## START
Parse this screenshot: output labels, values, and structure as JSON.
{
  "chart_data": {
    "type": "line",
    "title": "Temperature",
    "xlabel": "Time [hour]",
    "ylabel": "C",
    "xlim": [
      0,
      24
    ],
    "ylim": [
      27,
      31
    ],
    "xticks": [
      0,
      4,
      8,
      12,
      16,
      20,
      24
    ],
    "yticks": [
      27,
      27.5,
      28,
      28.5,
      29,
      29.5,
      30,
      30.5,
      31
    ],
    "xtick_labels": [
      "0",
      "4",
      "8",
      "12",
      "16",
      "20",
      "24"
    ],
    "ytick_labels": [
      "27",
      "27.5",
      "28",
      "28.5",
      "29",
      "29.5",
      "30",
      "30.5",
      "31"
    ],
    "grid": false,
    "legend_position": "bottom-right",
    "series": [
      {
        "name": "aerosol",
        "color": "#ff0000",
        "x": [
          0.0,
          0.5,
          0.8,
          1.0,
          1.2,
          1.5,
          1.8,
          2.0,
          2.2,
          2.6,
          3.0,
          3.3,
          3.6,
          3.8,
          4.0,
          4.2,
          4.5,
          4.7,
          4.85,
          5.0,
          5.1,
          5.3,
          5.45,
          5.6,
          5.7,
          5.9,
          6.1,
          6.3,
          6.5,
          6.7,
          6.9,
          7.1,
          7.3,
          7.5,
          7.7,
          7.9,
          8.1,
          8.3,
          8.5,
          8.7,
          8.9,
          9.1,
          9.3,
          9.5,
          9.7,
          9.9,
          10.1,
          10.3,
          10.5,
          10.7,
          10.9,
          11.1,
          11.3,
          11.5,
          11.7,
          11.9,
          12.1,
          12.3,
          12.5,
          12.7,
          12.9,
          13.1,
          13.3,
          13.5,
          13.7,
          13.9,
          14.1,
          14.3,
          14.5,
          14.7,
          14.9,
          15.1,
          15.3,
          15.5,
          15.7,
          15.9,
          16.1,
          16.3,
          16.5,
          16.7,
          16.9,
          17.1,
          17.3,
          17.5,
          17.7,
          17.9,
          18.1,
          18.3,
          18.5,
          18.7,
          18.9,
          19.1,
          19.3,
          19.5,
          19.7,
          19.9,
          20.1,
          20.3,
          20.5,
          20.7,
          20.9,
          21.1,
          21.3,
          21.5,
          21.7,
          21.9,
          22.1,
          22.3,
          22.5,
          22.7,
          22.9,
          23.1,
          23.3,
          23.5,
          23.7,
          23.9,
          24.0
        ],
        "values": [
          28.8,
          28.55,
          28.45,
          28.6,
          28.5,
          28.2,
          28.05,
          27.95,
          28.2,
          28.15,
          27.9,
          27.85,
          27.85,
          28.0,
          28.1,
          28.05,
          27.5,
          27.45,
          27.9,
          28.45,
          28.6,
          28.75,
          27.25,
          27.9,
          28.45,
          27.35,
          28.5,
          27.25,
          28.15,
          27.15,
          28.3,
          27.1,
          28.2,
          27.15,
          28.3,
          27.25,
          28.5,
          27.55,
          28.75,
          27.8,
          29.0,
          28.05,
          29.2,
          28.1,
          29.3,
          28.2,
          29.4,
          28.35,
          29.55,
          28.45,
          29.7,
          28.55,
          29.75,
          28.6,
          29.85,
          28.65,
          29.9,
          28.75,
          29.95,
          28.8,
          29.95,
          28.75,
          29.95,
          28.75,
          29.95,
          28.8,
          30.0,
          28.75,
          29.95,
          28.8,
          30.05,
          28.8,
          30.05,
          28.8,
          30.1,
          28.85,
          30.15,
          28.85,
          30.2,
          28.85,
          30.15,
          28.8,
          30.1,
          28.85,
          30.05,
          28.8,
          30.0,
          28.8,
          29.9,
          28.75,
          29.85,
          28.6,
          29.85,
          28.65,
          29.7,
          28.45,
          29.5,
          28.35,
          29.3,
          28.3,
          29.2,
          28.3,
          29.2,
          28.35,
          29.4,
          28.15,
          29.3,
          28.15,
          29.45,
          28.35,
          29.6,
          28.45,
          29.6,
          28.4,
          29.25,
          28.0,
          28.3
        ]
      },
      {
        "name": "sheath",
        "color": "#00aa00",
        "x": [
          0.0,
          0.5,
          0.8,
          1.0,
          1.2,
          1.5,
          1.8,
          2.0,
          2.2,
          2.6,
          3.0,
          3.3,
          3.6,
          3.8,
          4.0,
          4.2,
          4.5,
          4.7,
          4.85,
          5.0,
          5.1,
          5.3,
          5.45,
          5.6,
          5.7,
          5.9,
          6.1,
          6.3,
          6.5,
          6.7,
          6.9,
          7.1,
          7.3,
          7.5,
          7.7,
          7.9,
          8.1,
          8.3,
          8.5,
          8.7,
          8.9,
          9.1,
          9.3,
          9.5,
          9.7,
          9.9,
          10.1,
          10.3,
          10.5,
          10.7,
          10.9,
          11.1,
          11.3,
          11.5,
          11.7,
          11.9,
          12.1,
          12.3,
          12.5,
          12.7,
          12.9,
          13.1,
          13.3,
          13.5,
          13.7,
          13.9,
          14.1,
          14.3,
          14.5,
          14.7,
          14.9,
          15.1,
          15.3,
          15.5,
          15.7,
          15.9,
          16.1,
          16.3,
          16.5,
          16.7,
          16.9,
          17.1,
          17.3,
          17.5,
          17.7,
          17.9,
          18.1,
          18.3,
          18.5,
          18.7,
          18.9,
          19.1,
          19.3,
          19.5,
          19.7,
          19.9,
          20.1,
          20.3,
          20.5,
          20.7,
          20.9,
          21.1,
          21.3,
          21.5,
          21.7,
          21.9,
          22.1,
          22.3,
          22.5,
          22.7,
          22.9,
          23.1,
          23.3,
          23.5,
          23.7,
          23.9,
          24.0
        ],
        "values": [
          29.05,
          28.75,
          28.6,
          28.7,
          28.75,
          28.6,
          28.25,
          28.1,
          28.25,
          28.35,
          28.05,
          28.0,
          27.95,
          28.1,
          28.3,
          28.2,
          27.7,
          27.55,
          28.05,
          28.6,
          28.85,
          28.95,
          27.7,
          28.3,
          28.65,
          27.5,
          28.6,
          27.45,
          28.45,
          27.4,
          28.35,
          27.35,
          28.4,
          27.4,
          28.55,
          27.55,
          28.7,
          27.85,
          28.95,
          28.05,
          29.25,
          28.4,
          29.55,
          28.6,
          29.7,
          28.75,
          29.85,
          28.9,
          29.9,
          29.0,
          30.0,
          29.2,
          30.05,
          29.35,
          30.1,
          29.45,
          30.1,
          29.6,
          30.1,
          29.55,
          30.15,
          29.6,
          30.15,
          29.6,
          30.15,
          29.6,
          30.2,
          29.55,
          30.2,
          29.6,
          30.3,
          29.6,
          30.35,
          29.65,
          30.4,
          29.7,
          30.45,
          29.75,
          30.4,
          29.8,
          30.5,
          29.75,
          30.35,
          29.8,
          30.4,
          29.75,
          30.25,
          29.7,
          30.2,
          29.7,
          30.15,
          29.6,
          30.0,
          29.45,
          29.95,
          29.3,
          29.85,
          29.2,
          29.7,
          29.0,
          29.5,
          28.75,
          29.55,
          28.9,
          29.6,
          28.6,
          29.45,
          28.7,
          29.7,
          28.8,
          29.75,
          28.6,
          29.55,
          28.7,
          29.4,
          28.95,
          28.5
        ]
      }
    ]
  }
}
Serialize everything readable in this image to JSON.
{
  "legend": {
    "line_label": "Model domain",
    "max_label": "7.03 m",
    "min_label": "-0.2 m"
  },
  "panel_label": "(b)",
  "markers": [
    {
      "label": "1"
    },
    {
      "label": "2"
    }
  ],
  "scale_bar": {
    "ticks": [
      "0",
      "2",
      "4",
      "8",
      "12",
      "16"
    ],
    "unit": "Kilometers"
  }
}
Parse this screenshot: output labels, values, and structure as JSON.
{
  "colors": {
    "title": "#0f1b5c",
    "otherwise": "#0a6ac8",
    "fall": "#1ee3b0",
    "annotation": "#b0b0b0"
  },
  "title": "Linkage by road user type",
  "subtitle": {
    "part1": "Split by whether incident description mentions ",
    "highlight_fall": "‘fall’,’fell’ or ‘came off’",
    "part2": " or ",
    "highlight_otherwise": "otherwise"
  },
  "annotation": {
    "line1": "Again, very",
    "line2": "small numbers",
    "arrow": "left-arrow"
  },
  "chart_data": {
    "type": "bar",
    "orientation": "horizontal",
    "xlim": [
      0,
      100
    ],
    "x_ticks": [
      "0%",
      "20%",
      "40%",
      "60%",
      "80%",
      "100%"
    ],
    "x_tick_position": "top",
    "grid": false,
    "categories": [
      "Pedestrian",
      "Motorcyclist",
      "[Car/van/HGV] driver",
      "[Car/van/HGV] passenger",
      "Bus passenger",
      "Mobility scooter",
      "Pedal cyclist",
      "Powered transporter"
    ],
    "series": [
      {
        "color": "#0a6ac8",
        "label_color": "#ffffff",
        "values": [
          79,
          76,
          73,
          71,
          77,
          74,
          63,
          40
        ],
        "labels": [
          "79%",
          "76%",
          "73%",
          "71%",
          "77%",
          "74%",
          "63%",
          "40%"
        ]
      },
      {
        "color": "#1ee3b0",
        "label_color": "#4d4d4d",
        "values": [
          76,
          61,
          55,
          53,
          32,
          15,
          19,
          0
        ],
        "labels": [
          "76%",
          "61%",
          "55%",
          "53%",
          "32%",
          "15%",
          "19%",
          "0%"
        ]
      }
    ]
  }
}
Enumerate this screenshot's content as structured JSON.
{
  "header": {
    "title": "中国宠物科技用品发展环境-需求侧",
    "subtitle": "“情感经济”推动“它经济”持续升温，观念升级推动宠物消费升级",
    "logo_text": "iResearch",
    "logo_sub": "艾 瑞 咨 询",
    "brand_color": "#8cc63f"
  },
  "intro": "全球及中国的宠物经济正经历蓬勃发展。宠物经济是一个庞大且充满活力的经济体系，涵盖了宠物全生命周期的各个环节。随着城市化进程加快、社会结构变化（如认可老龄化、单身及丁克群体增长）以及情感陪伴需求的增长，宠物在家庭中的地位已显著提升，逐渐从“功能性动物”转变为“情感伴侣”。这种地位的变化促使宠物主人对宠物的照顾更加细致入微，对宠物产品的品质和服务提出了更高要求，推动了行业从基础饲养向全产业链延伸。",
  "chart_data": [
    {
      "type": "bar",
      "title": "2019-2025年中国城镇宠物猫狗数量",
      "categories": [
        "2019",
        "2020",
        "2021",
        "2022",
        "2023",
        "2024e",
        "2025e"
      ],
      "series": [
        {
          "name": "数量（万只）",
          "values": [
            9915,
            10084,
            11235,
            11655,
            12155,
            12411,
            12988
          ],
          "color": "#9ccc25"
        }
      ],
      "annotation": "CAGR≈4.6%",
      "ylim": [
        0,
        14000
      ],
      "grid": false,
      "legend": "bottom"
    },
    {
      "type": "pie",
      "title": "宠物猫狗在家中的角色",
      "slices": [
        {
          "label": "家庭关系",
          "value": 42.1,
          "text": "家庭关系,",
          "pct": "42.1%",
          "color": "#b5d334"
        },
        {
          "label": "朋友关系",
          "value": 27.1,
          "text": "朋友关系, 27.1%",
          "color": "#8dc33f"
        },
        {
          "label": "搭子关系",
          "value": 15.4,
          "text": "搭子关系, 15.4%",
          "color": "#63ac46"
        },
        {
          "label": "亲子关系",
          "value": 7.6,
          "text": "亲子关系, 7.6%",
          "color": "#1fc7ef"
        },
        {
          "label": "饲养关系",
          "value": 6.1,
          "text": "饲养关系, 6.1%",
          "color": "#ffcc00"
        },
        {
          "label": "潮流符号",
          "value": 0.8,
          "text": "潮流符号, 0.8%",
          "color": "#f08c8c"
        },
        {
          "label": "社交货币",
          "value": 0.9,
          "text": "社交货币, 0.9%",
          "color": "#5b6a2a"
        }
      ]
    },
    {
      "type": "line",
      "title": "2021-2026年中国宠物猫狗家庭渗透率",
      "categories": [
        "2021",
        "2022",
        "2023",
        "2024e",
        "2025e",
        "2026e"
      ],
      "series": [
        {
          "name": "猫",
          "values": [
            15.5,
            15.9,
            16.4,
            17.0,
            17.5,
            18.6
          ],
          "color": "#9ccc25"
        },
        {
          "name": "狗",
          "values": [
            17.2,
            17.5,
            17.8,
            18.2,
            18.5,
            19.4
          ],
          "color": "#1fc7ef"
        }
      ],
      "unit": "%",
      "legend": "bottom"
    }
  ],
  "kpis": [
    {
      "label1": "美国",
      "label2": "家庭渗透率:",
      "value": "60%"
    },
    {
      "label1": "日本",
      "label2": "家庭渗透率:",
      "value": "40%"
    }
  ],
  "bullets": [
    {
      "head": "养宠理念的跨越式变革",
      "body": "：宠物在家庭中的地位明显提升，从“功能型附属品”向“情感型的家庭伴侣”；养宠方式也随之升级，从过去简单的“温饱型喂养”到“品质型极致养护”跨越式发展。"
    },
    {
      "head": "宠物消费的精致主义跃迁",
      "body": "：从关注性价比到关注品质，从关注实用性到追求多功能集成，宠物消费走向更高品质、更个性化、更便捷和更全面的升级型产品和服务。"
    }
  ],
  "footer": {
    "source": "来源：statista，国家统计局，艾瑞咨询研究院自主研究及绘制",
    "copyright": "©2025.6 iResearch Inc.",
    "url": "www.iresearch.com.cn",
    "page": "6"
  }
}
## END
AIM ->
Lines containing the string "passenger" are to be selected and copied.

RESULT OF THIS TASK ->
      "[Car/van/HGV] passenger",
      "Bus passenger",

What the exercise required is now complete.